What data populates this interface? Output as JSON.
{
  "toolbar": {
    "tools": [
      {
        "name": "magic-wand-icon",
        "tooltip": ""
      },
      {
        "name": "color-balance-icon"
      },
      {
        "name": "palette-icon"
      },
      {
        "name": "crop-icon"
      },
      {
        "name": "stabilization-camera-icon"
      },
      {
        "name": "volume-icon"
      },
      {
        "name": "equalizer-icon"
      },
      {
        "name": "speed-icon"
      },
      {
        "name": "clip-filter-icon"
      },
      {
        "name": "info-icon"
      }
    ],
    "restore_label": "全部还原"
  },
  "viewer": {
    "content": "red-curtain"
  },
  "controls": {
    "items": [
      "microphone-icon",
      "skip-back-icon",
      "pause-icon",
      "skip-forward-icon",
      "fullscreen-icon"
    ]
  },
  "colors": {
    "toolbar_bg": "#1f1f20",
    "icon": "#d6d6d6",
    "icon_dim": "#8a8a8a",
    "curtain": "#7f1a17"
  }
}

==============================

REQUIRED WORK: Extract the data in full. Keep it word for word.

OUTPUT FOR THIS EXERCISE:
What data populates this interface? Output as JSON.
{
  "toolbar": {
    "tools": [
      {
        "name": "magic-wand-icon",
        "tooltip": ""
      },
      {
        "name": "color-balance-icon"
      },
      {
        "name": "palette-icon"
      },
      {
        "name": "crop-icon"
      },
      {
        "name": "stabilization-camera-icon"
      },
      {
        "name": "volume-icon"
      },
      {
        "name": "equalizer-icon"
      },
      {
        "name": "speed-icon"
      },
      {
        "name": "clip-filter-icon"
      },
      {
        "name": "info-icon"
      }
    ],
    "restore_label": "全部还原"
  },
  "viewer": {
    "content": "red-curtain"
  },
  "controls": {
    "items": [
      "microphone-icon",
      "skip-back-icon",
      "pause-icon",
      "skip-forward-icon",
      "fullscreen-icon"
    ]
  },
  "colors": {
    "toolbar_bg": "#1f1f20",
    "icon": "#d6d6d6",
    "icon_dim": "#8a8a8a",
    "curtain": "#7f1a17"
  }
}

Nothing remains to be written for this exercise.